Stored records:
** START **
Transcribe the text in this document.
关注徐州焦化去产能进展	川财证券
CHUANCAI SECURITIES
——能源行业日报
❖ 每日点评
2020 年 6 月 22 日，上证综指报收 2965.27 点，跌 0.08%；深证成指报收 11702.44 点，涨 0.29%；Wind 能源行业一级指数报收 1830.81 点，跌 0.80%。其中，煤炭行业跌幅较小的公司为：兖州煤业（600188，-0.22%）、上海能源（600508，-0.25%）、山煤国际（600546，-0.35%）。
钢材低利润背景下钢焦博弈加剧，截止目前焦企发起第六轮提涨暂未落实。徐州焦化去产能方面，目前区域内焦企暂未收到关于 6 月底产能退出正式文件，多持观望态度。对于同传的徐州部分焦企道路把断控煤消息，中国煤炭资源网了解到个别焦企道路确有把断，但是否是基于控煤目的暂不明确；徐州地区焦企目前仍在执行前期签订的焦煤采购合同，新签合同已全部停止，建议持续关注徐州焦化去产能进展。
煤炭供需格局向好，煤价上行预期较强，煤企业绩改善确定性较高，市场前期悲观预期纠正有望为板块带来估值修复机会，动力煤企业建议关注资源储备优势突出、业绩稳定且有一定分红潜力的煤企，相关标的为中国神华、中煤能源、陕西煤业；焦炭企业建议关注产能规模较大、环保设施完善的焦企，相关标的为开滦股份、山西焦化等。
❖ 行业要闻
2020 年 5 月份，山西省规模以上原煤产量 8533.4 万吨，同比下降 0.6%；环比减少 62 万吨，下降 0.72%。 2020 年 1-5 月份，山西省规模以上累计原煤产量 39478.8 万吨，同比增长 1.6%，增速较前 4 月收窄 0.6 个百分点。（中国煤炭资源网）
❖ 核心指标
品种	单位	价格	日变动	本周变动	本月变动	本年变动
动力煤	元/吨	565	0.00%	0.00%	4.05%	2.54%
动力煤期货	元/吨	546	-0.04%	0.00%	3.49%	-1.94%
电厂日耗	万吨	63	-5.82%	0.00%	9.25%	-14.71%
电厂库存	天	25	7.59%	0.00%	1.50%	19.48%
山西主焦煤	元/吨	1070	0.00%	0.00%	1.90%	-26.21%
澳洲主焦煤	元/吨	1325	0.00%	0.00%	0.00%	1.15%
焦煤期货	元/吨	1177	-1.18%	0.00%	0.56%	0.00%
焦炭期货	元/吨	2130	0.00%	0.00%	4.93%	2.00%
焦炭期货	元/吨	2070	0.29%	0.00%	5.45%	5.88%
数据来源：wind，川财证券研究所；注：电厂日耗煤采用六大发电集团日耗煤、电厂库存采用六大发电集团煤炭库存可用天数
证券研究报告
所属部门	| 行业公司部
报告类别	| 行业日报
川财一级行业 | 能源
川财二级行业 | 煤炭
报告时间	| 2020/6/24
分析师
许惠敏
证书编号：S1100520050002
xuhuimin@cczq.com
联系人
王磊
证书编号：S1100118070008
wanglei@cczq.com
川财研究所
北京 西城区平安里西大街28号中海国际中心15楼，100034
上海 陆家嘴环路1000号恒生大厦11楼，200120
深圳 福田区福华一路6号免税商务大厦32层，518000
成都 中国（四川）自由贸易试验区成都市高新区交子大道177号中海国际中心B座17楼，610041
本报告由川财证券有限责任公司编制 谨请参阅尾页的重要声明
** END **
* [EXERCISE OBJECTIVE]: Pull every line containing "焦炭期货" from the material above.

* [THE COMPLETED TASK]:
焦炭期货	元/吨	2130	0.00%	0.00%	4.93%	2.00%
焦炭期货	元/吨	2070	0.29%	0.00%	5.45%	5.88%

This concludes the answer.